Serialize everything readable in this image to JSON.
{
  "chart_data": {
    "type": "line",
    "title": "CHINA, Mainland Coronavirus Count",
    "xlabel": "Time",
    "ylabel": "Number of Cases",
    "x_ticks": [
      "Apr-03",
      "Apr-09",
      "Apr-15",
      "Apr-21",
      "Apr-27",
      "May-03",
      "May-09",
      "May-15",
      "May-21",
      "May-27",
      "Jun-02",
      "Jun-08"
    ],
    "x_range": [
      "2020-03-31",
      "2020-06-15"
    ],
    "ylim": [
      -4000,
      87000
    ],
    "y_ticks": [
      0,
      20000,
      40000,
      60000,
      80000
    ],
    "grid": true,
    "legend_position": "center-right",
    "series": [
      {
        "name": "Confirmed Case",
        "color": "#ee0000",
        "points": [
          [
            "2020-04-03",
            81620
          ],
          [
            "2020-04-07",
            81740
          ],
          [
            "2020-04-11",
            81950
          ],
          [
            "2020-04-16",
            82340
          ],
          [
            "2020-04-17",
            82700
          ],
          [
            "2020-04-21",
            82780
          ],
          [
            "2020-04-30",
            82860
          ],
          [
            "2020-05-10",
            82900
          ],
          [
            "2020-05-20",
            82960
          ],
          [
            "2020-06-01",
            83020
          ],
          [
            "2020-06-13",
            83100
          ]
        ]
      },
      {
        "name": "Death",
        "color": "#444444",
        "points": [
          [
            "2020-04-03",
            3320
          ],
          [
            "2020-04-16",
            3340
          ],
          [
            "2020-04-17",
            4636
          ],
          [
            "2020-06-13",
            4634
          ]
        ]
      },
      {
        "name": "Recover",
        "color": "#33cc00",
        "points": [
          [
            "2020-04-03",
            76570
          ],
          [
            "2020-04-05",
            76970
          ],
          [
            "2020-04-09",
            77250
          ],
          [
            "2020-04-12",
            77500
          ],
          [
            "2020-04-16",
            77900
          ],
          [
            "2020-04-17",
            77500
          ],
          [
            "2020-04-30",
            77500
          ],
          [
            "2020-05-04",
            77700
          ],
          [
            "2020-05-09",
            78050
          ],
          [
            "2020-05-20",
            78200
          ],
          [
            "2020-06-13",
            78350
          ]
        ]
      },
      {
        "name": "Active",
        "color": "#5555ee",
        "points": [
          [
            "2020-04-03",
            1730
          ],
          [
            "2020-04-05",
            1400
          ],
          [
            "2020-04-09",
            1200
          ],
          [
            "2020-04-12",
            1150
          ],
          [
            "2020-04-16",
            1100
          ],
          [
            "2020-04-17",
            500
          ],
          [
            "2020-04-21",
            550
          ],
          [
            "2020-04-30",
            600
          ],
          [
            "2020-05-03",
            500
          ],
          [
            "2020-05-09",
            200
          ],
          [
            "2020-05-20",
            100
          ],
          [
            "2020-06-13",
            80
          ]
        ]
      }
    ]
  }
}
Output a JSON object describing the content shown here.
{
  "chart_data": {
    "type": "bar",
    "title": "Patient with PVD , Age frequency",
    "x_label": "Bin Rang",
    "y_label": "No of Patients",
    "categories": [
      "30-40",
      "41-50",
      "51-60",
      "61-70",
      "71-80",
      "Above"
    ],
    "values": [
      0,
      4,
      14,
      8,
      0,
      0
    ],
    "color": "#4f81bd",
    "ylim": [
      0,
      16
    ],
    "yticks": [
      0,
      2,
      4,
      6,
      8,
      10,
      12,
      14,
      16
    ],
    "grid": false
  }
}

※ ※ ※

In the entries above, identify each line that includes the string "name", then copy it.

        "name": "Confirmed Case",
        "name": "Death",
        "name": "Recover",
        "name": "Active",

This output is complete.